### Records supplied
--*--

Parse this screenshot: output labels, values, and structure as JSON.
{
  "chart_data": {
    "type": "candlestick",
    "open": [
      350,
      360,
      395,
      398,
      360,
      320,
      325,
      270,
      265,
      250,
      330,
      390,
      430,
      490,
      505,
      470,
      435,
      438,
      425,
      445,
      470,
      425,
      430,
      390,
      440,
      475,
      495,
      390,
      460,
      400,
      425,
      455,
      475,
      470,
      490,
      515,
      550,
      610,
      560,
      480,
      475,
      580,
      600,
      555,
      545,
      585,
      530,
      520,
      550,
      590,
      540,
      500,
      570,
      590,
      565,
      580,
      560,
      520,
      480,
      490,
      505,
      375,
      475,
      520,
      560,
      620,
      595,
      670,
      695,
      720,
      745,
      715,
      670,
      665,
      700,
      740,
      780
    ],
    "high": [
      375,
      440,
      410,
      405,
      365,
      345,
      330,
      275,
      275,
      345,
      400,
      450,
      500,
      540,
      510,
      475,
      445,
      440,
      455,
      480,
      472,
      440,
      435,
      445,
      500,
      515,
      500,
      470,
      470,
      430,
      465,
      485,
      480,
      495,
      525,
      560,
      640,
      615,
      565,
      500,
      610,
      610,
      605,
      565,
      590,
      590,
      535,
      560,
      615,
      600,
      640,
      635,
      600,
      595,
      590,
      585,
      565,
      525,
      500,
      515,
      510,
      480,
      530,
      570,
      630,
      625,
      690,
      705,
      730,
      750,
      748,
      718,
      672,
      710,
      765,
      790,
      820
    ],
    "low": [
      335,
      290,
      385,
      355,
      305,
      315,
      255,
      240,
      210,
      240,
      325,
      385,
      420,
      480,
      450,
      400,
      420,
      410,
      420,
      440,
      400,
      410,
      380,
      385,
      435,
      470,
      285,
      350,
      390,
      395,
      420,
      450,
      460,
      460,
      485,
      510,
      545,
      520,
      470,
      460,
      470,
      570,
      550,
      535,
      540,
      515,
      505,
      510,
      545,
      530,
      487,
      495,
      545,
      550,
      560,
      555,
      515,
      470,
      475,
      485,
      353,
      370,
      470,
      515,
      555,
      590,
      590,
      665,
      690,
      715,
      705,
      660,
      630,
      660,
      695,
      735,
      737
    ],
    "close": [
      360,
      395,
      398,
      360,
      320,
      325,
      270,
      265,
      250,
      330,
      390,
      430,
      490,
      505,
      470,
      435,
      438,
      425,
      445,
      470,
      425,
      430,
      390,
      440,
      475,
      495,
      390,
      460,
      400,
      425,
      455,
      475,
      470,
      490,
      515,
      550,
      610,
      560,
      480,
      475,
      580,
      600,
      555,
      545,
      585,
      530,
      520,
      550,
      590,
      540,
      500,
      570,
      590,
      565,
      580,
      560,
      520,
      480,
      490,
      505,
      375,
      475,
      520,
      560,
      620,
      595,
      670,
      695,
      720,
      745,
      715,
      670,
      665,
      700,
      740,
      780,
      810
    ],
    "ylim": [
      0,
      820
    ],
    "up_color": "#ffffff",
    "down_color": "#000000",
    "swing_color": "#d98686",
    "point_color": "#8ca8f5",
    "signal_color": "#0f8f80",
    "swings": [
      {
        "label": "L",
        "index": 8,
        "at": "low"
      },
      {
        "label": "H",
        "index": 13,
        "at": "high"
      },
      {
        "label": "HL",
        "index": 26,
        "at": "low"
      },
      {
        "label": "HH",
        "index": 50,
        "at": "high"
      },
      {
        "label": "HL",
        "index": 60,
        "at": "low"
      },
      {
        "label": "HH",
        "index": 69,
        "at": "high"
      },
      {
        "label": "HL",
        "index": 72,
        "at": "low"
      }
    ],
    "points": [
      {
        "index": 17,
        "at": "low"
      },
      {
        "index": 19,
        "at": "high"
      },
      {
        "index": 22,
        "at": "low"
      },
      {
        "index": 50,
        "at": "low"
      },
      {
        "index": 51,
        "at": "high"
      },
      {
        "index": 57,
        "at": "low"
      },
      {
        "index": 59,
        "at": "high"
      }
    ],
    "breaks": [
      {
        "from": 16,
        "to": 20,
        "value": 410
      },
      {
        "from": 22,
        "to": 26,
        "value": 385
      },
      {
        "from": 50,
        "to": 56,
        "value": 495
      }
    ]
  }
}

--*--

### Directions
From the records above, please extract every line and repeat it exactly.

### Answer to the exercise
Parse this screenshot: output labels, values, and structure as JSON.
{
  "chart_data": {
    "type": "candlestick",
    "open": [
      350,
      360,
      395,
      398,
      360,
      320,
      325,
      270,
      265,
      250,
      330,
      390,
      430,
      490,
      505,
      470,
      435,
      438,
      425,
      445,
      470,
      425,
      430,
      390,
      440,
      475,
      495,
      390,
      460,
      400,
      425,
      455,
      475,
      470,
      490,
      515,
      550,
      610,
      560,
      480,
      475,
      580,
      600,
      555,
      545,
      585,
      530,
      520,
      550,
      590,
      540,
      500,
      570,
      590,
      565,
      580,
      560,
      520,
      480,
      490,
      505,
      375,
      475,
      520,
      560,
      620,
      595,
      670,
      695,
      720,
      745,
      715,
      670,
      665,
      700,
      740,
      780
    ],
    "high": [
      375,
      440,
      410,
      405,
      365,
      345,
      330,
      275,
      275,
      345,
      400,
      450,
      500,
      540,
      510,
      475,
      445,
      440,
      455,
      480,
      472,
      440,
      435,
      445,
      500,
      515,
      500,
      470,
      470,
      430,
      465,
      485,
      480,
      495,
      525,
      560,
      640,
      615,
      565,
      500,
      610,
      610,
      605,
      565,
      590,
      590,
      535,
      560,
      615,
      600,
      640,
      635,
      600,
      595,
      590,
      585,
      565,
      525,
      500,
      515,
      510,
      480,
      530,
      570,
      630,
      625,
      690,
      705,
      730,
      750,
      748,
      718,
      672,
      710,
      765,
      790,
      820
    ],
    "low": [
      335,
      290,
      385,
      355,
      305,
      315,
      255,
      240,
      210,
      240,
      325,
      385,
      420,
      480,
      450,
      400,
      420,
      410,
      420,
      440,
      400,
      410,
      380,
      385,
      435,
      470,
      285,
      350,
      390,
      395,
      420,
      450,
      460,
      460,
      485,
      510,
      545,
      520,
      470,
      460,
      470,
      570,
      550,
      535,
      540,
      515,
      505,
      510,
      545,
      530,
      487,
      495,
      545,
      550,
      560,
      555,
      515,
      470,
      475,
      485,
      353,
      370,
      470,
      515,
      555,
      590,
      590,
      665,
      690,
      715,
      705,
      660,
      630,
      660,
      695,
      735,
      737
    ],
    "close": [
      360,
      395,
      398,
      360,
      320,
      325,
      270,
      265,
      250,
      330,
      390,
      430,
      490,
      505,
      470,
      435,
      438,
      425,
      445,
      470,
      425,
      430,
      390,
      440,
      475,
      495,
      390,
      460,
      400,
      425,
      455,
      475,
      470,
      490,
      515,
      550,
      610,
      560,
      480,
      475,
      580,
      600,
      555,
      545,
      585,
      530,
      520,
      550,
      590,
      540,
      500,
      570,
      590,
      565,
      580,
      560,
      520,
      480,
      490,
      505,
      375,
      475,
      520,
      560,
      620,
      595,
      670,
      695,
      720,
      745,
      715,
      670,
      665,
      700,
      740,
      780,
      810
    ],
    "ylim": [
      0,
      820
    ],
    "up_color": "#ffffff",
    "down_color": "#000000",
    "swing_color": "#d98686",
    "point_color": "#8ca8f5",
    "signal_color": "#0f8f80",
    "swings": [
      {
        "label": "L",
        "index": 8,
        "at": "low"
      },
      {
        "label": "H",
        "index": 13,
        "at": "high"
      },
      {
        "label": "HL",
        "index": 26,
        "at": "low"
      },
      {
        "label": "HH",
        "index": 50,
        "at": "high"
      },
      {
        "label": "HL",
        "index": 60,
        "at": "low"
      },
      {
        "label": "HH",
        "index": 69,
        "at": "high"
      },
      {
        "label": "HL",
        "index": 72,
        "at": "low"
      }
    ],
    "points": [
      {
        "index": 17,
        "at": "low"
      },
      {
        "index": 19,
        "at": "high"
      },
      {
        "index": 22,
        "at": "low"
      },
      {
        "index": 50,
        "at": "low"
      },
      {
        "index": 51,
        "at": "high"
      },
      {
        "index": 57,
        "at": "low"
      },
      {
        "index": 59,
        "at": "high"
      }
    ],
    "breaks": [
      {
        "from": 16,
        "to": 20,
        "value": 410
      },
      {
        "from": 22,
        "to": 26,
        "value": 385
      },
      {
        "from": 50,
        "to": 56,
        "value": 495
      }
    ]
  }
}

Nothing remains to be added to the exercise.